● Data extracted from a collection
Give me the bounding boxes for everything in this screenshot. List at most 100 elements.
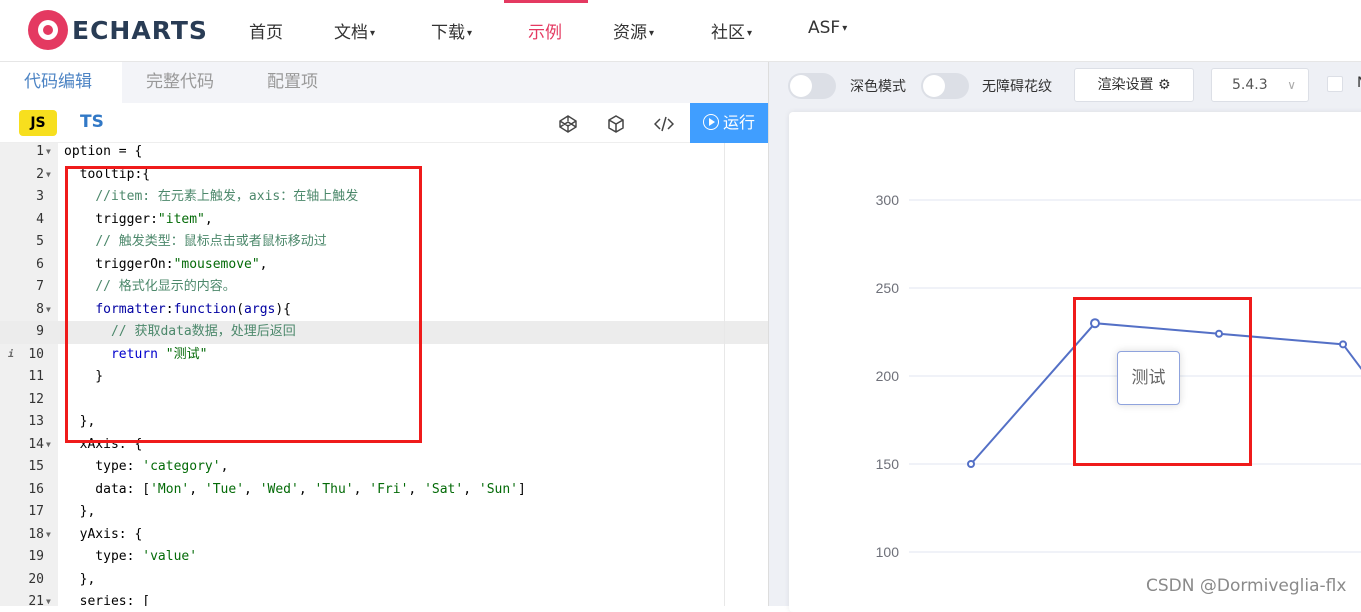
gear-icon: ⚙ <box>1157 77 1171 93</box>
code-line[interactable]: 19 type: 'value' <box>0 546 768 569</box>
line-number: 6 <box>36 256 44 272</box>
render-settings-label: 渲染设置 <box>1097 77 1154 93</box>
preview-panel: 深色模式 无障碍花纹 渲染设置 ⚙ 5.4.3 ∨ N 100 150 200 250 3… <box>768 62 1361 612</box>
logo-text: ECHARTS <box>72 15 208 45</box>
y-tick-label: 200 <box>876 368 900 384</box>
code-text: type: 'category', <box>64 459 229 474</box>
caret-down-icon: ▾ <box>747 27 753 39</box>
line-number: 9 <box>36 324 44 339</box>
annotation-box-code <box>65 166 422 443</box>
line-number: 18 <box>28 526 44 542</box>
fold-arrow-icon[interactable]: ▼ <box>46 143 51 164</box>
render-settings-button[interactable]: 渲染设置 ⚙ <box>1074 68 1194 102</box>
y-tick-label: 250 <box>876 280 900 296</box>
nav-item-3[interactable]: 示例 <box>528 18 562 43</box>
nav-item-1[interactable]: 文档 ▾ <box>334 18 375 43</box>
tab-code-edit[interactable]: 代码编辑 <box>0 62 122 103</box>
line-number: 7 <box>36 279 44 294</box>
code-text: }, <box>64 504 96 519</box>
tab-full-code[interactable]: 完整代码 <box>122 62 238 103</box>
line-number: 3 <box>36 189 44 204</box>
nav-item-label: ASF <box>808 18 841 38</box>
chart-tooltip: 测试 <box>1117 351 1180 405</box>
code-text: type: 'value' <box>64 549 198 564</box>
code-line[interactable]: 16 data: ['Mon', 'Tue', 'Wed', 'Thu', 'F… <box>0 479 768 502</box>
line-number: 21 <box>28 594 44 606</box>
preview-toolbar: 深色模式 无障碍花纹 渲染设置 ⚙ 5.4.3 ∨ N <box>769 62 1361 110</box>
accessibility-label: 无障碍花纹 <box>982 79 1052 95</box>
line-number: 17 <box>28 504 44 519</box>
nav-item-label: 首页 <box>249 23 283 43</box>
watermark: CSDN @Dormiveglia-flx <box>1146 576 1347 596</box>
run-button[interactable]: 运行 <box>690 103 768 143</box>
info-icon[interactable]: i <box>8 344 14 367</box>
y-tick-label: 150 <box>876 456 900 472</box>
caret-down-icon: ▾ <box>370 27 376 39</box>
fold-arrow-icon[interactable]: ▼ <box>46 524 51 547</box>
code-icon[interactable] <box>653 114 675 134</box>
nav-item-label: 下载 <box>431 23 465 43</box>
nav-item-label: 社区 <box>711 23 745 43</box>
editor-tabs: 代码编辑 完整代码 配置项 <box>0 62 768 103</box>
line-number: 16 <box>28 481 44 497</box>
data-point[interactable] <box>1339 340 1347 349</box>
version-value: 5.4.3 <box>1232 77 1268 93</box>
fold-arrow-icon[interactable]: ▼ <box>46 299 51 322</box>
data-point[interactable] <box>967 460 975 468</box>
nav-item-6[interactable]: ASF ▾ <box>808 18 847 38</box>
code-line[interactable]: 1 ▼ option = { <box>0 143 768 164</box>
code-text: option = { <box>64 144 143 159</box>
code-text: data: ['Mon', 'Tue', 'Wed', 'Thu', 'Fri'… <box>64 481 526 497</box>
line-number: 8 <box>36 301 44 317</box>
nav-item-label: 示例 <box>528 23 562 43</box>
echarts-logo[interactable]: ECHARTS <box>28 10 208 50</box>
line-number: 20 <box>28 571 44 587</box>
fold-arrow-icon[interactable]: ▼ <box>46 591 51 606</box>
fold-arrow-icon[interactable]: ▼ <box>46 164 51 187</box>
dark-mode-toggle[interactable] <box>788 73 836 99</box>
echarts-logo-mark <box>28 10 68 50</box>
code-line[interactable]: 17 }, <box>0 501 768 524</box>
language-bar: JS TS 运行 <box>0 103 768 143</box>
dark-mode-label: 深色模式 <box>850 79 906 95</box>
nav-item-0[interactable]: 首页 <box>249 18 283 43</box>
code-text: yAxis: { <box>64 526 143 542</box>
nav-item-2[interactable]: 下载 ▾ <box>431 18 472 43</box>
caret-down-icon: ▾ <box>649 27 655 39</box>
codesandbox-icon[interactable] <box>606 114 626 134</box>
js-button[interactable]: JS <box>19 110 57 136</box>
caret-down-icon: ▾ <box>842 22 848 34</box>
line-number: 11 <box>28 369 44 384</box>
caret-down-icon: ▾ <box>467 27 473 39</box>
checkbox[interactable] <box>1327 76 1343 92</box>
accessibility-toggle[interactable] <box>921 73 969 99</box>
nav-item-label: 资源 <box>613 23 647 43</box>
chevron-down-icon: ∨ <box>1287 78 1296 92</box>
nav-item-5[interactable]: 社区 ▾ <box>711 18 752 43</box>
code-line[interactable]: 15 type: 'category', <box>0 456 768 479</box>
line-number: 10 <box>28 346 44 362</box>
play-icon <box>702 114 719 130</box>
top-nav: ECHARTS 首页 文档 ▾ 下载 ▾ 示例 资源 ▾ 社区 ▾ ASF ▾ <box>0 0 1361 62</box>
ts-button[interactable]: TS <box>80 112 104 132</box>
nav-item-4[interactable]: 资源 ▾ <box>613 18 654 43</box>
y-tick-label: 100 <box>876 544 900 560</box>
tab-options[interactable]: 配置项 <box>243 62 342 103</box>
code-line[interactable]: 21 ▼ series: [ <box>0 591 768 606</box>
code-text: }, <box>64 571 96 587</box>
line-number: 12 <box>28 391 44 407</box>
line-number: 2 <box>36 166 44 182</box>
line-number: 15 <box>28 459 44 474</box>
line-number: 5 <box>36 234 44 249</box>
version-select[interactable]: 5.4.3 ∨ <box>1211 68 1309 102</box>
y-tick-label: 300 <box>876 192 900 208</box>
code-line[interactable]: 18 ▼ yAxis: { <box>0 524 768 547</box>
fold-arrow-icon[interactable]: ▼ <box>46 434 51 457</box>
active-nav-indicator <box>504 0 588 3</box>
line-number: 4 <box>36 211 44 227</box>
code-line[interactable]: 20 }, <box>0 569 768 592</box>
line-number: 13 <box>28 414 44 429</box>
codepen-icon[interactable] <box>558 114 578 134</box>
run-label: 运行 <box>722 113 755 132</box>
nav-item-label: 文档 <box>334 23 368 43</box>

● EXERCISE PROMPT
Please copy the entries without changes, from the line with "gear-icon: ⚙ <box>1157 77 1171 93</box>" up to and including the line with "render-settings-button[interactable]: 渲染设置 ⚙".

● WRITTEN SOLUTION
gear-icon: ⚙ <box>1157 77 1171 93</box>
code-line[interactable]: 19 type: 'value' <box>0 546 768 569</box>
line-number: 6 <box>36 256 44 272</box>
render-settings-label: 渲染设置 <box>1097 77 1154 93</box>
preview-panel: 深色模式 无障碍花纹 渲染设置 ⚙ 5.4.3 ∨ N 100 150 200 250 3… <box>768 62 1361 612</box>
logo-text: ECHARTS <box>72 15 208 45</box>
y-tick-label: 200 <box>876 368 900 384</box>
code-text: type: 'category', <box>64 459 229 474</box>
caret-down-icon: ▾ <box>747 27 753 39</box>
line-number: 9 <box>36 324 44 339</box>
annotation-box-code <box>65 166 422 443</box>
line-number: 18 <box>28 526 44 542</box>
fold-arrow-icon[interactable]: ▼ <box>46 143 51 164</box>
render-settings-button[interactable]: 渲染设置 ⚙ <box>1074 68 1194 102</box>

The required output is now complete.